--- start of STORED ROWS ---
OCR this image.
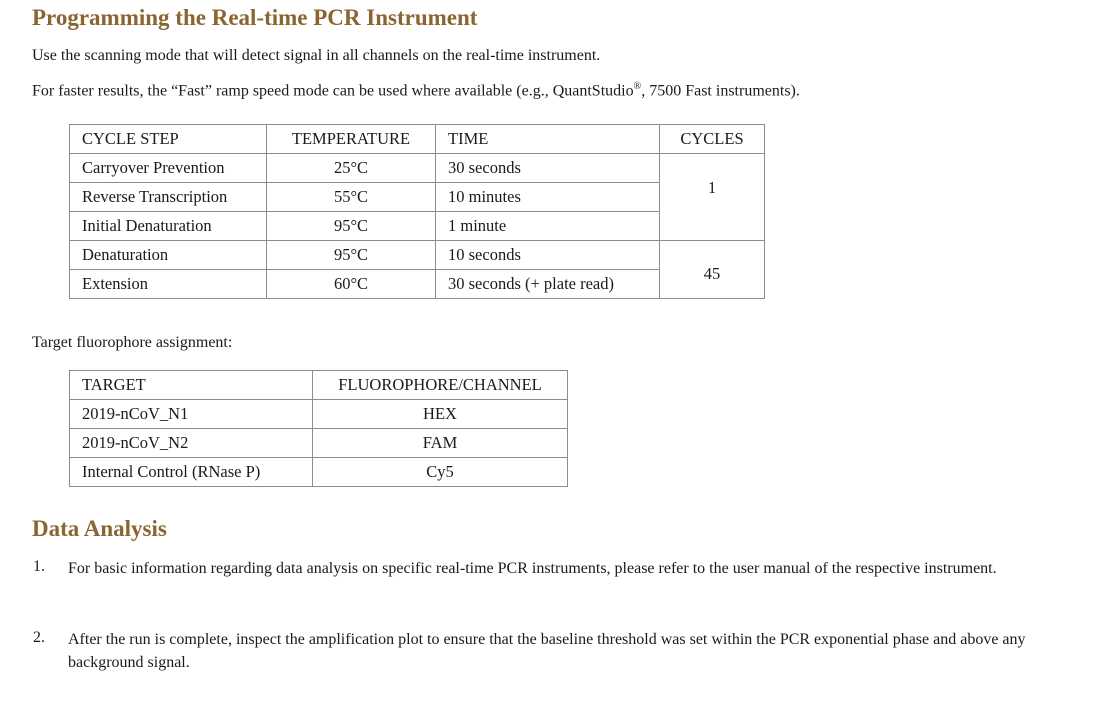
Programming the Real-time PCR Instrument

Use the scanning mode that will detect signal in all channels on the real-time instrument.

For faster results, the “Fast” ramp speed mode can be used where available (e.g., QuantStudio®, 7500 Fast instruments).

CYCLE STEP	TEMPERATURE	TIME	CYCLES
Carryover Prevention	25°C	30 seconds	1
Reverse Transcription	55°C	10 minutes	
Initial Denaturation	95°C	1 minute	
Denaturation	95°C	10 seconds	45
Extension	60°C	30 seconds (+ plate read)	

Target fluorophore assignment:

TARGET	FLUOROPHORE/CHANNEL
2019-nCoV_N1	HEX
2019-nCoV_N2	FAM
Internal Control (RNase P)	Cy5
Data Analysis

1. For basic information regarding data analysis on specific real-time PCR instruments, please refer to the user manual of the respective instrument.

2. After the run is complete, inspect the amplification plot to ensure that the baseline threshold was set within the PCR exponential phase and above any background signal.
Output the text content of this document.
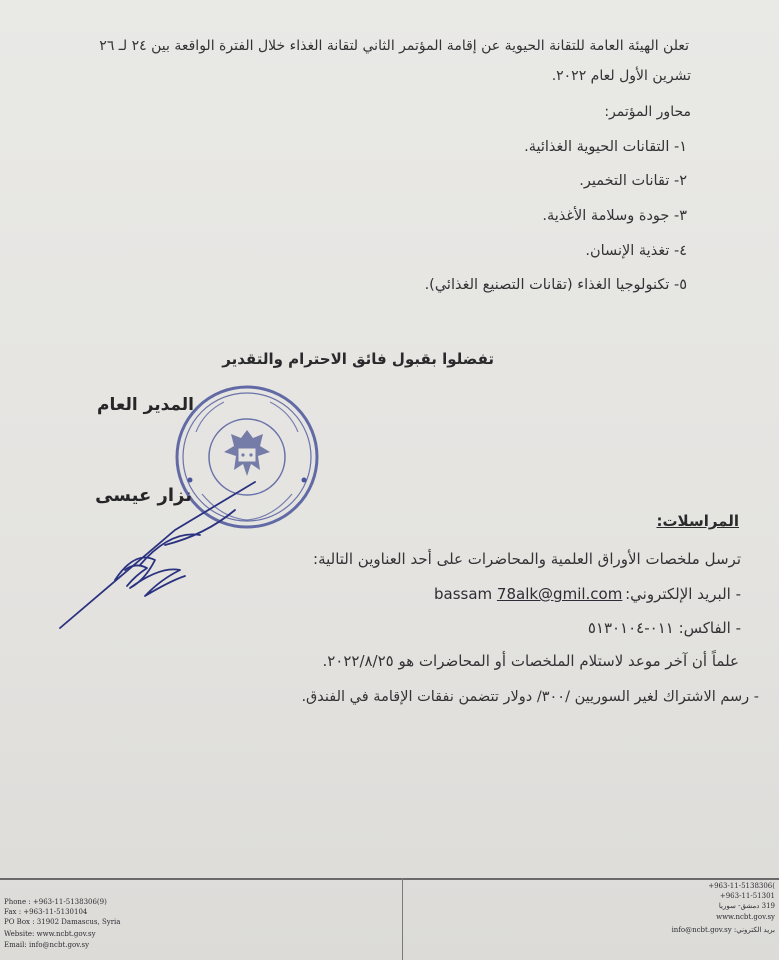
تعلن الهيئة العامة للتقانة الحيوية عن إقامة المؤتمر الثاني لتقانة الغذاء خلال الفترة الواقعة بين ٢٤ لـ ٢٦
تشرين الأول لعام ٢٠٢٢.
محاور المؤتمر:
١- التقانات الحيوية الغذائية.
٢- تقانات التخمير.
٣- جودة وسلامة الأغذية.
٤- تغذية الإنسان.
٥- تكنولوجيا الغذاء (تقانات التصنيع الغذائي).
تفضلوا بقبول فائق الاحترام والتقدير
المدير العام
نزار عيسى
المراسلات:
ترسل ملخصات الأوراق العلمية والمحاضرات على أحد العناوين التالية:
- البريد الإلكتروني:
bassam 78alk@gmil.com
- الفاكس: ٠١١-٥١٣٠١٠٤
علماً أن آخر موعد لاستلام الملخصات أو المحاضرات هو ٢٠٢٢/٨/٢٥.
- رسم الاشتراك لغير السوريين /٣٠٠/ دولار تتضمن نفقات الإقامة في الفندق.
Phone : +963-11-5138306(9)
Fax : +963-11-5130104
PO Box : 31902 Damascus, Syria
Website: www.ncbt.gov.sy
Email: info@ncbt.gov.sy
+963-11-5138306(
+963-11-51301
319 دمشق- سوريا
www.ncbt.gov.sy
info@ncbt.gov.sy :بريد الكتروني
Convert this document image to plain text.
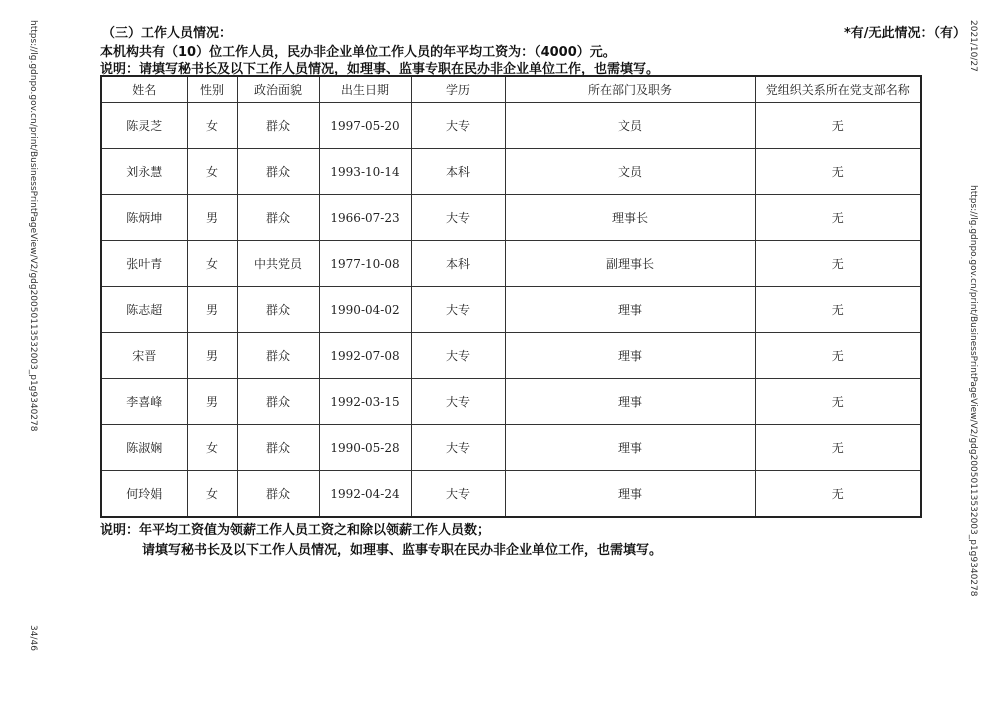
（三）工作人员情况：	*有/无此情况：（有）
本机构共有（10）位工作人员，民办非企业单位工作人员的年平均工资为：（4000）元。
说明：请填写秘书长及以下工作人员情况，如理事、监事专职在民办非企业单位工作，也需填写。
姓名	性别	政治面貌	出生日期	学历	所在部门及职务	党组织关系所在党支部名称
陈灵芝	女	群众	1997-05-20	大专	文员	无
刘永慧	女	群众	1993-10-14	本科	文员	无
陈炳坤	男	群众	1966-07-23	大专	理事长	无
张叶青	女	中共党员	1977-10-08	本科	副理事长	无
陈志超	男	群众	1990-04-02	大专	理事	无
宋晋	男	群众	1992-07-08	大专	理事	无
李喜峰	男	群众	1992-03-15	大专	理事	无
陈淑娴	女	群众	1990-05-28	大专	理事	无
何玲娟	女	群众	1992-04-24	大专	理事	无
说明：年平均工资值为领薪工作人员工资之和除以领薪工作人员数；
请填写秘书长及以下工作人员情况，如理事、监事专职在民办非企业单位工作，也需填写。
https://lg.gdnpo.gov.cn/print/BusinessPrintPageView/V2/gdg20050113532003_p1g9340278
34/46
2021/10/27
https://lg.gdnpo.gov.cn/print/BusinessPrintPageView/V2/gdg20050113532003_p1g9340278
--- end of STORED ROWS ---
AIM OF THE EXERCISE: Look through the data above. Find each line with the string "instruments" and copy it.

FINAL ANSWER:
For faster results, the “Fast” ramp speed mode can be used where available (e.g., QuantStudio®, 7500 Fast instruments).
1. For basic information regarding data analysis on specific real-time PCR instruments, please refer to the user manual of the respective instrument.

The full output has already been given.